» **PROVIDED ENTRIES**
>> Begin

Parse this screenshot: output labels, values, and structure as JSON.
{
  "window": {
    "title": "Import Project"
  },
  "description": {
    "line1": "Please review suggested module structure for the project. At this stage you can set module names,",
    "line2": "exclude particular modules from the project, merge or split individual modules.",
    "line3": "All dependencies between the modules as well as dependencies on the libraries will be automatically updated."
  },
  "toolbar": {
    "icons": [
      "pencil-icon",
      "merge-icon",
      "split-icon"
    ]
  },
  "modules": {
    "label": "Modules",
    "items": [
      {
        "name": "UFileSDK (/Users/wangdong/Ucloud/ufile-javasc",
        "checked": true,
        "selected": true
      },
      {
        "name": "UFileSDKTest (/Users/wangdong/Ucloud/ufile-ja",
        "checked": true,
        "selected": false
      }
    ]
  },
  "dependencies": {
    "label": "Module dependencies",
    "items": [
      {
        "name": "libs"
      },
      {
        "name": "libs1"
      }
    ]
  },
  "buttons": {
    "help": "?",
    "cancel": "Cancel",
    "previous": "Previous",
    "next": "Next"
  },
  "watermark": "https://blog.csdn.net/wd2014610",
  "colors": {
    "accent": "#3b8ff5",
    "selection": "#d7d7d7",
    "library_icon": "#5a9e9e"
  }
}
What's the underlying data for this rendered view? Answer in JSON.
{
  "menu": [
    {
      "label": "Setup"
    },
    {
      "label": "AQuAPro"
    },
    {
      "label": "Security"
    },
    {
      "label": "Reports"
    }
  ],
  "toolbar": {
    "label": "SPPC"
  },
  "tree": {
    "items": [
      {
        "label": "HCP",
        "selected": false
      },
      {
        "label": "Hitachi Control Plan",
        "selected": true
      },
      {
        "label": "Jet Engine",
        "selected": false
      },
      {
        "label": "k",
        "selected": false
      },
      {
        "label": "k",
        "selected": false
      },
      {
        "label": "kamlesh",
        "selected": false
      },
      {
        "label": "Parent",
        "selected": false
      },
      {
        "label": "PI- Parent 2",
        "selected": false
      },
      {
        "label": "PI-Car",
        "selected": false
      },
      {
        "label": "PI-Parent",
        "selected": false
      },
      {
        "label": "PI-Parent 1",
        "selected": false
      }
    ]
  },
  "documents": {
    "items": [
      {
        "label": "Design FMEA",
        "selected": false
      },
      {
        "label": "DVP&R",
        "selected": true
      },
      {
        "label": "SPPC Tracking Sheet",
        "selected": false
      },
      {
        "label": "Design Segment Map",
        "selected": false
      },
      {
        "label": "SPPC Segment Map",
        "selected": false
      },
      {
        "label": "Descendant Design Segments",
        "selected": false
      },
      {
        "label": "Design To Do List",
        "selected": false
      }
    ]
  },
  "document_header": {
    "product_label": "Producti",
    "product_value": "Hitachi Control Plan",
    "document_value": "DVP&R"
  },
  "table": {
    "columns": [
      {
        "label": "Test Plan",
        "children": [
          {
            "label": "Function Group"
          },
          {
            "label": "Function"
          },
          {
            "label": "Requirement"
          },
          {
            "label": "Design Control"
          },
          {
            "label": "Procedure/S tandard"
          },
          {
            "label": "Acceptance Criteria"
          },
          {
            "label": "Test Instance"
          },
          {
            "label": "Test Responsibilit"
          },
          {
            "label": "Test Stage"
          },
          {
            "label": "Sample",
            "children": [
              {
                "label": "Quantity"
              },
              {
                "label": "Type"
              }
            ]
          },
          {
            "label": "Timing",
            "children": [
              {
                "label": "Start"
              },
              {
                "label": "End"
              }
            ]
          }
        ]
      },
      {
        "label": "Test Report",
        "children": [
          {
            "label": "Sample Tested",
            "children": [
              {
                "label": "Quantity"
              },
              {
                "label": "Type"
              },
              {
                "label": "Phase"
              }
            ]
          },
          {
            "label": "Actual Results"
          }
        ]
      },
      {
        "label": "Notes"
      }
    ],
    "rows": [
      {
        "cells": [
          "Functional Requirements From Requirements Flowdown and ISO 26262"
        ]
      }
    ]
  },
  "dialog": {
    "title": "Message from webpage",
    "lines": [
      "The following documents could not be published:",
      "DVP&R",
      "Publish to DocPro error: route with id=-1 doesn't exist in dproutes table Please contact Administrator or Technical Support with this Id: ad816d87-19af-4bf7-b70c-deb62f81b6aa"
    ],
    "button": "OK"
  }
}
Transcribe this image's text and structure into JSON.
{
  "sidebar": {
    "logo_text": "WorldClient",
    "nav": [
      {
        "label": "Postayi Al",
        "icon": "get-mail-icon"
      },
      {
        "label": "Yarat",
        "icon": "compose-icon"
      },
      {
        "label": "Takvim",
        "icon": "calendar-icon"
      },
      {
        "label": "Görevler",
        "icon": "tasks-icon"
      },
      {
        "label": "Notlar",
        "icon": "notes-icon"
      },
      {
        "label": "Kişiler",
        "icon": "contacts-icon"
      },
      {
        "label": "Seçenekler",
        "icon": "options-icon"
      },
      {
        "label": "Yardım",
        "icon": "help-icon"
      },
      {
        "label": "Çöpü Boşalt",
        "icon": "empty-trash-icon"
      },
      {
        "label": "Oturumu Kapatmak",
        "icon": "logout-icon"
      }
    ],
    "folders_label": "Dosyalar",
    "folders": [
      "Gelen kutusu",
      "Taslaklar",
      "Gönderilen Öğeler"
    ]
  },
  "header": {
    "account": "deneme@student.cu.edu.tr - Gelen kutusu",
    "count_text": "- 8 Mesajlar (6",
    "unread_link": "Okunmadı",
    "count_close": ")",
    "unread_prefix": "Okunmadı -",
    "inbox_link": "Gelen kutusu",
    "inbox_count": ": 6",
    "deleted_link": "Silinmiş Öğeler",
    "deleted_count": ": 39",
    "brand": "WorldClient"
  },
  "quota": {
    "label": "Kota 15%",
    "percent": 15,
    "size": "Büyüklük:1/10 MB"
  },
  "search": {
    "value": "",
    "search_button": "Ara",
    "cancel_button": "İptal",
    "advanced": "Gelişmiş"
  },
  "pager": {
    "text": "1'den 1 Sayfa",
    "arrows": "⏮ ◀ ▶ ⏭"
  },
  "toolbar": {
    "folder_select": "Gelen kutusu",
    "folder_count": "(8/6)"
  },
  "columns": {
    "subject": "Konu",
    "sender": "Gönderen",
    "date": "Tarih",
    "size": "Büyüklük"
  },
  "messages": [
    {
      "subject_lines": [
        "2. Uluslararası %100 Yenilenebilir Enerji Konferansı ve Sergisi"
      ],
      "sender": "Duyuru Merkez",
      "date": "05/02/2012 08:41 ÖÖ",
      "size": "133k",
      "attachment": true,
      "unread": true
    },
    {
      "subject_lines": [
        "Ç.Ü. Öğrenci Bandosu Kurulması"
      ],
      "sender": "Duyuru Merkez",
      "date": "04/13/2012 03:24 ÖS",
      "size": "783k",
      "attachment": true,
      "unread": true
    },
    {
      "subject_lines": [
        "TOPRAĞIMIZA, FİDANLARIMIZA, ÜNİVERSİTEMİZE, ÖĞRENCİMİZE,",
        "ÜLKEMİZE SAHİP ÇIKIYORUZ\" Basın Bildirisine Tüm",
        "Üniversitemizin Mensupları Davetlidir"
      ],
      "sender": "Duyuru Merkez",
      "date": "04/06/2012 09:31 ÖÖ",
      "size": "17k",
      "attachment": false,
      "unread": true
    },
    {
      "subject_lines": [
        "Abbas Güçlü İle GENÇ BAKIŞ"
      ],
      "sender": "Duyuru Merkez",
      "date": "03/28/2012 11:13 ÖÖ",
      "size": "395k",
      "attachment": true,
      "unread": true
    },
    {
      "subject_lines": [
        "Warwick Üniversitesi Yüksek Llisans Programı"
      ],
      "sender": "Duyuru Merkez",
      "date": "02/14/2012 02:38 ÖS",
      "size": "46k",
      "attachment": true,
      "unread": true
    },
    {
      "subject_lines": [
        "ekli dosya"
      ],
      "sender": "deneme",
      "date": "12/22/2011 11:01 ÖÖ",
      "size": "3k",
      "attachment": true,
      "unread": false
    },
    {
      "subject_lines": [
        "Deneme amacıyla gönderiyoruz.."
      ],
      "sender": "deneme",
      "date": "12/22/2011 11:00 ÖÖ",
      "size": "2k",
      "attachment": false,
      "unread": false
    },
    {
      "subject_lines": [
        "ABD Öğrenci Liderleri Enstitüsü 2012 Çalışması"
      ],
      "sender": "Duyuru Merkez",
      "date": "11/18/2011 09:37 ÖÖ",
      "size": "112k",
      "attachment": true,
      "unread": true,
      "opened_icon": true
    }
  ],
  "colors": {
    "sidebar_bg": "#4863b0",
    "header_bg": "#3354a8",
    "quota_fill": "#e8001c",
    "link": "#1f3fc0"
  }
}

>> End

» **TASK OBJECTIVE**
From the listing above, copy every line that includes the word "Parent".

» **WRITTEN RESPONSE**
        "label": "Parent",
        "label": "PI- Parent 2",
        "label": "PI-Parent",
        "label": "PI-Parent 1",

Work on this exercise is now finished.